* _Exercise task_:
Every line below is to be copied exactly, with the pictures left out.

========

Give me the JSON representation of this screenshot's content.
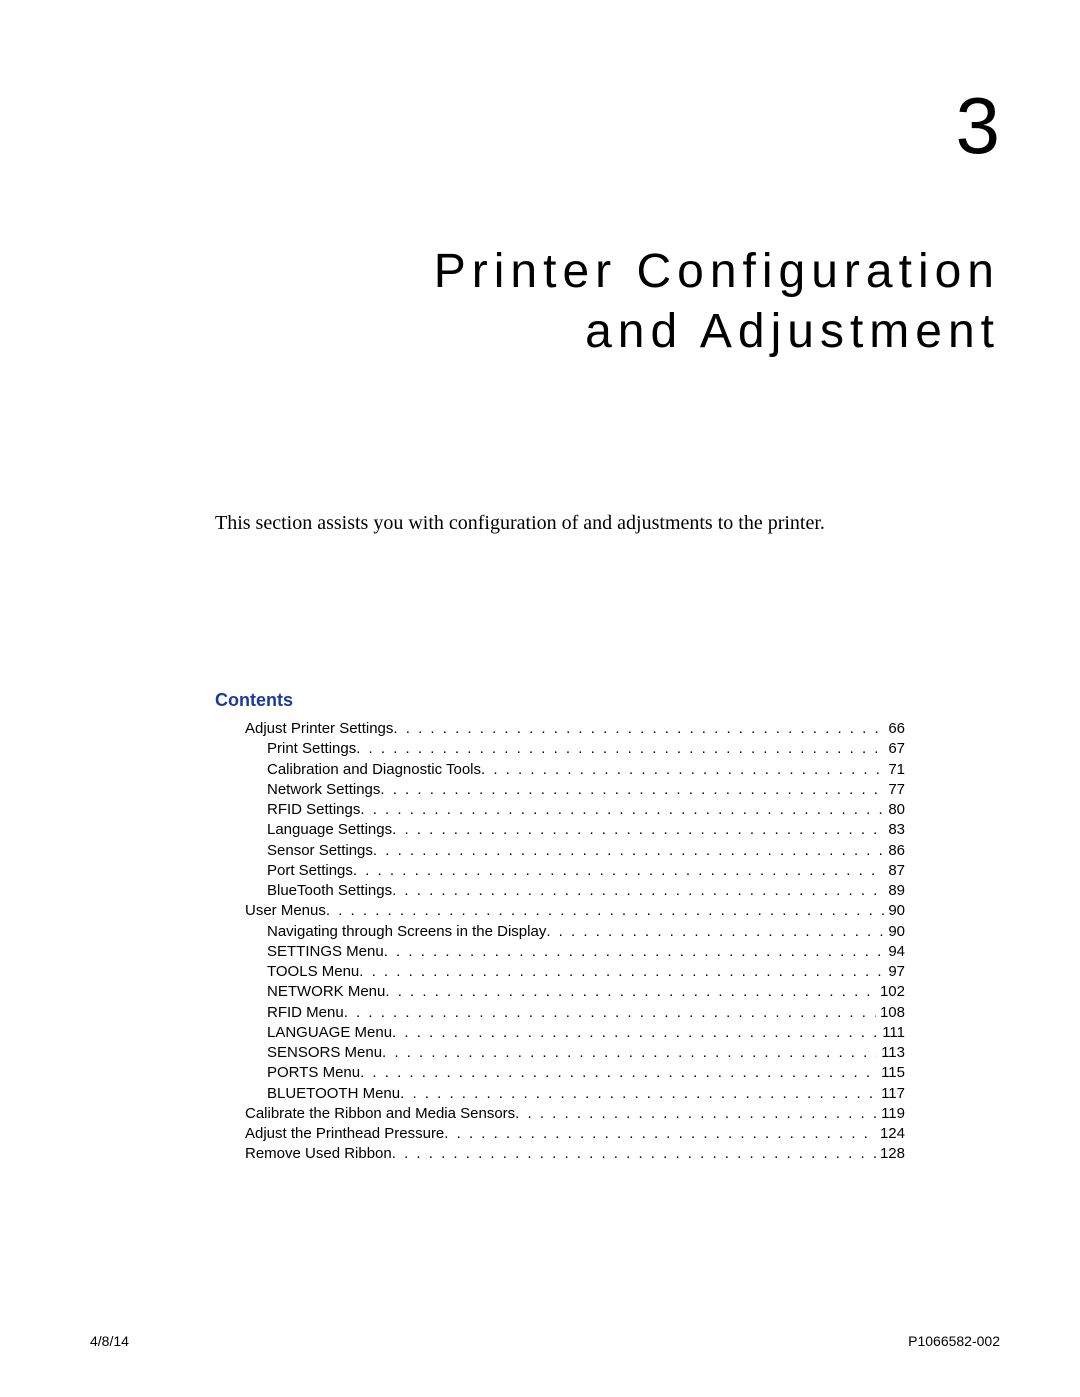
{
  "chapter_number": "3",
  "chapter_title_line1": "Printer Configuration",
  "chapter_title_line2": "and Adjustment",
  "intro_text": "This section assists you with configuration of and adjustments to the printer.",
  "contents_heading": "Contents",
  "contents_heading_color": "#1a3a9e",
  "toc": [
    {
      "label": "Adjust Printer Settings",
      "page": "66",
      "level": 1
    },
    {
      "label": "Print Settings",
      "page": "67",
      "level": 2
    },
    {
      "label": "Calibration and Diagnostic Tools",
      "page": "71",
      "level": 2
    },
    {
      "label": "Network Settings",
      "page": "77",
      "level": 2
    },
    {
      "label": "RFID Settings",
      "page": "80",
      "level": 2
    },
    {
      "label": "Language Settings",
      "page": "83",
      "level": 2
    },
    {
      "label": "Sensor Settings",
      "page": "86",
      "level": 2
    },
    {
      "label": "Port Settings",
      "page": "87",
      "level": 2
    },
    {
      "label": "BlueTooth Settings",
      "page": "89",
      "level": 2
    },
    {
      "label": "User Menus",
      "page": "90",
      "level": 1
    },
    {
      "label": "Navigating through Screens in the Display",
      "page": "90",
      "level": 2
    },
    {
      "label": "SETTINGS Menu",
      "page": "94",
      "level": 2
    },
    {
      "label": "TOOLS Menu",
      "page": "97",
      "level": 2
    },
    {
      "label": "NETWORK Menu",
      "page": "102",
      "level": 2
    },
    {
      "label": "RFID Menu",
      "page": "108",
      "level": 2
    },
    {
      "label": "LANGUAGE Menu",
      "page": "111",
      "level": 2
    },
    {
      "label": "SENSORS Menu",
      "page": "113",
      "level": 2
    },
    {
      "label": "PORTS Menu",
      "page": "115",
      "level": 2
    },
    {
      "label": "BLUETOOTH Menu",
      "page": "117",
      "level": 2
    },
    {
      "label": "Calibrate the Ribbon and Media Sensors",
      "page": "119",
      "level": 1
    },
    {
      "label": "Adjust the Printhead Pressure",
      "page": "124",
      "level": 1
    },
    {
      "label": "Remove Used Ribbon",
      "page": "128",
      "level": 1
    }
  ],
  "footer": {
    "left": "4/8/14",
    "right": "P1066582-002"
  }
}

========

* _Correct response_:
Give me the JSON representation of this screenshot's content.
{
  "chapter_number": "3",
  "chapter_title_line1": "Printer Configuration",
  "chapter_title_line2": "and Adjustment",
  "intro_text": "This section assists you with configuration of and adjustments to the printer.",
  "contents_heading": "Contents",
  "contents_heading_color": "#1a3a9e",
  "toc": [
    {
      "label": "Adjust Printer Settings",
      "page": "66",
      "level": 1
    },
    {
      "label": "Print Settings",
      "page": "67",
      "level": 2
    },
    {
      "label": "Calibration and Diagnostic Tools",
      "page": "71",
      "level": 2
    },
    {
      "label": "Network Settings",
      "page": "77",
      "level": 2
    },
    {
      "label": "RFID Settings",
      "page": "80",
      "level": 2
    },
    {
      "label": "Language Settings",
      "page": "83",
      "level": 2
    },
    {
      "label": "Sensor Settings",
      "page": "86",
      "level": 2
    },
    {
      "label": "Port Settings",
      "page": "87",
      "level": 2
    },
    {
      "label": "BlueTooth Settings",
      "page": "89",
      "level": 2
    },
    {
      "label": "User Menus",
      "page": "90",
      "level": 1
    },
    {
      "label": "Navigating through Screens in the Display",
      "page": "90",
      "level": 2
    },
    {
      "label": "SETTINGS Menu",
      "page": "94",
      "level": 2
    },
    {
      "label": "TOOLS Menu",
      "page": "97",
      "level": 2
    },
    {
      "label": "NETWORK Menu",
      "page": "102",
      "level": 2
    },
    {
      "label": "RFID Menu",
      "page": "108",
      "level": 2
    },
    {
      "label": "LANGUAGE Menu",
      "page": "111",
      "level": 2
    },
    {
      "label": "SENSORS Menu",
      "page": "113",
      "level": 2
    },
    {
      "label": "PORTS Menu",
      "page": "115",
      "level": 2
    },
    {
      "label": "BLUETOOTH Menu",
      "page": "117",
      "level": 2
    },
    {
      "label": "Calibrate the Ribbon and Media Sensors",
      "page": "119",
      "level": 1
    },
    {
      "label": "Adjust the Printhead Pressure",
      "page": "124",
      "level": 1
    },
    {
      "label": "Remove Used Ribbon",
      "page": "128",
      "level": 1
    }
  ],
  "footer": {
    "left": "4/8/14",
    "right": "P1066582-002"
  }
}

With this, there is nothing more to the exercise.